§ Directions for this task:
Go through the entries below and pick out every line with "Science".

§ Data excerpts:
□ □ □
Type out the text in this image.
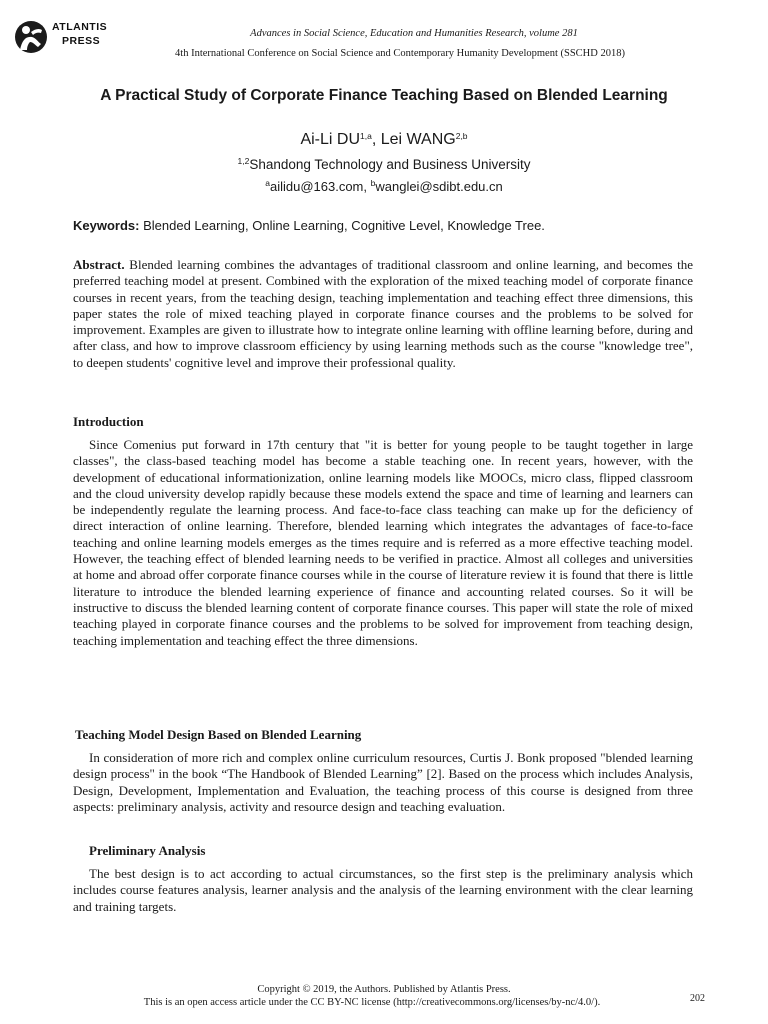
ATLANTIS
PRESS
Advances in Social Science, Education and Humanities Research, volume 281
4th International Conference on Social Science and Contemporary Humanity Development (SSCHD 2018)
A Practical Study of Corporate Finance Teaching Based on Blended Learning
Ai-Li DU$^{1,a}$, Lei WANG$^{2,b}$
$^{1,2}$Shandong Technology and Business University
$^a$ailidu@163.com, $^b$wanglei@sdibt.edu.cn
Keywords: Blended Learning, Online Learning, Cognitive Level, Knowledge Tree.

Abstract. Blended learning combines the advantages of traditional classroom and online learning, and becomes the preferred teaching model at present. Combined with the exploration of the mixed teaching model of corporate finance courses in recent years, from the teaching design, teaching implementation and teaching effect three dimensions, this paper states the role of mixed teaching played in corporate finance courses and the problems to be solved for improvement. Examples are given to illustrate how to integrate online learning with offline learning before, during and after class, and how to improve classroom efficiency by using learning methods such as the course "knowledge tree", to deepen students' cognitive level and improve their professional quality.

Introduction

Since Comenius put forward in 17th century that "it is better for young people to be taught together in large classes", the class-based teaching model has become a stable teaching one. In recent years, however, with the development of educational informationization, online learning models like MOOCs, micro class, flipped classroom and the cloud university develop rapidly because these models extend the space and time of learning and learners can be independently regulate the learning process. And face-to-face class teaching can make up for the deficiency of direct interaction of online learning. Therefore, blended learning which integrates the advantages of face-to-face teaching and online learning models emerges as the times require and is referred as a more effective teaching model. However, the teaching effect of blended learning needs to be verified in practice. Almost all colleges and universities at home and abroad offer corporate finance courses while in the course of literature review it is found that there is little literature to introduce the blended learning experience of finance and accounting related courses. So it will be instructive to discuss the blended learning content of corporate finance courses. This paper will state the role of mixed teaching played in corporate finance courses and the problems to be solved for improvement from teaching design, teaching implementation and teaching effect the three dimensions.

Teaching Model Design Based on Blended Learning

In consideration of more rich and complex online curriculum resources, Curtis J. Bonk proposed "blended learning design process" in the book “The Handbook of Blended Learning” [2]. Based on the process which includes Analysis, Design, Development, Implementation and Evaluation, the teaching process of this course is designed from three aspects: preliminary analysis, activity and resource design and teaching evaluation.

Preliminary Analysis

The best design is to act according to actual circumstances, so the first step is the preliminary analysis which includes course features analysis, learner analysis and the analysis of the learning environment with the clear learning and training targets.

Copyright © 2019, the Authors. Published by Atlantis Press.
This is an open access article under the CC BY-NC license (http://creativecommons.org/licenses/by-nc/4.0/).	202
□ □ □
§ Result:
Advances in Social Science, Education and Humanities Research, volume 281
4th International Conference on Social Science and Contemporary Humanity Development (SSCHD 2018)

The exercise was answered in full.